> [Directive]:
Repeat every entry word for word, but leave the images out of your copy.
▬▬▬▬▬▬▬▬▬▬
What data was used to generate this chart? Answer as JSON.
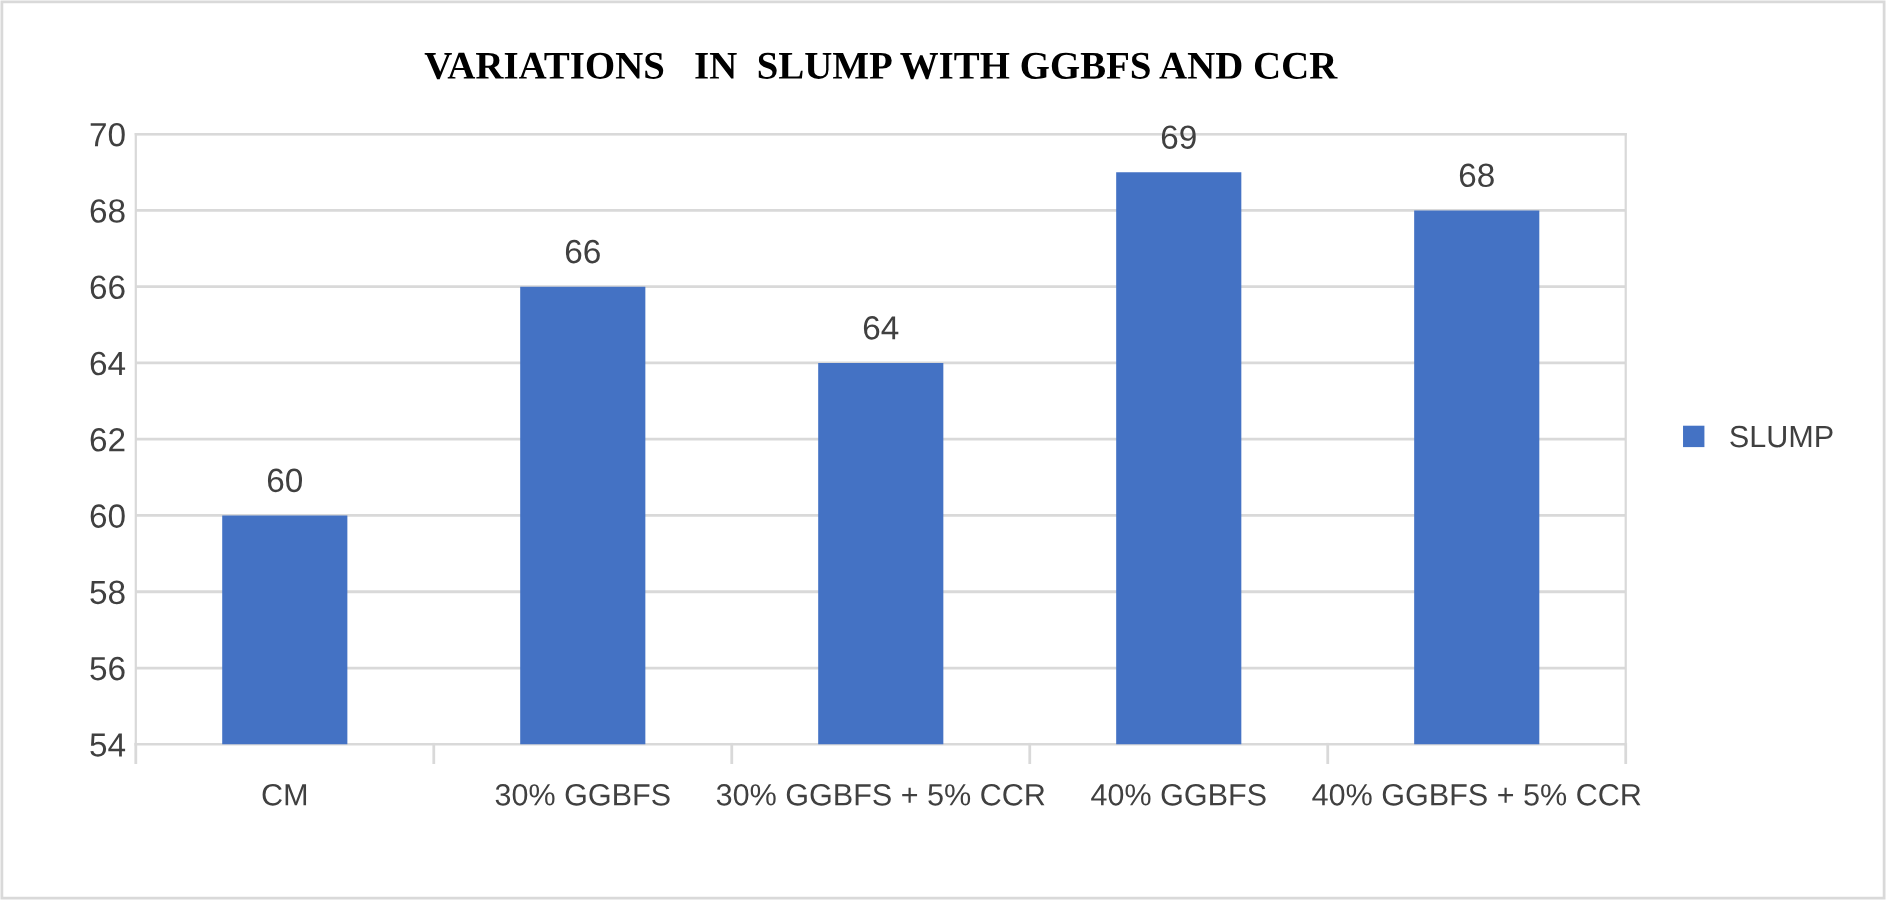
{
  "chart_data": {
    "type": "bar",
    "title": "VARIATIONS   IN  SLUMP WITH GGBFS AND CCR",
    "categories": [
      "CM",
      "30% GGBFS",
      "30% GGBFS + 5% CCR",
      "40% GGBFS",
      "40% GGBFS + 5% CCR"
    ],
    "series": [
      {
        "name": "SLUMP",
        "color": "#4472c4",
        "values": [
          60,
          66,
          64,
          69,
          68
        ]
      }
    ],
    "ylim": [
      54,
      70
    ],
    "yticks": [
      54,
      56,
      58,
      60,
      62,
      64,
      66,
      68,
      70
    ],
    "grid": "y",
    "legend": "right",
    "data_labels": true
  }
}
▬▬▬▬▬▬▬▬▬▬
> [Reply]:
What data was used to generate this chart? Answer as JSON.
{
  "chart_data": {
    "type": "bar",
    "title": "VARIATIONS   IN  SLUMP WITH GGBFS AND CCR",
    "categories": [
      "CM",
      "30% GGBFS",
      "30% GGBFS + 5% CCR",
      "40% GGBFS",
      "40% GGBFS + 5% CCR"
    ],
    "series": [
      {
        "name": "SLUMP",
        "color": "#4472c4",
        "values": [
          60,
          66,
          64,
          69,
          68
        ]
      }
    ],
    "ylim": [
      54,
      70
    ],
    "yticks": [
      54,
      56,
      58,
      60,
      62,
      64,
      66,
      68,
      70
    ],
    "grid": "y",
    "legend": "right",
    "data_labels": true
  }
}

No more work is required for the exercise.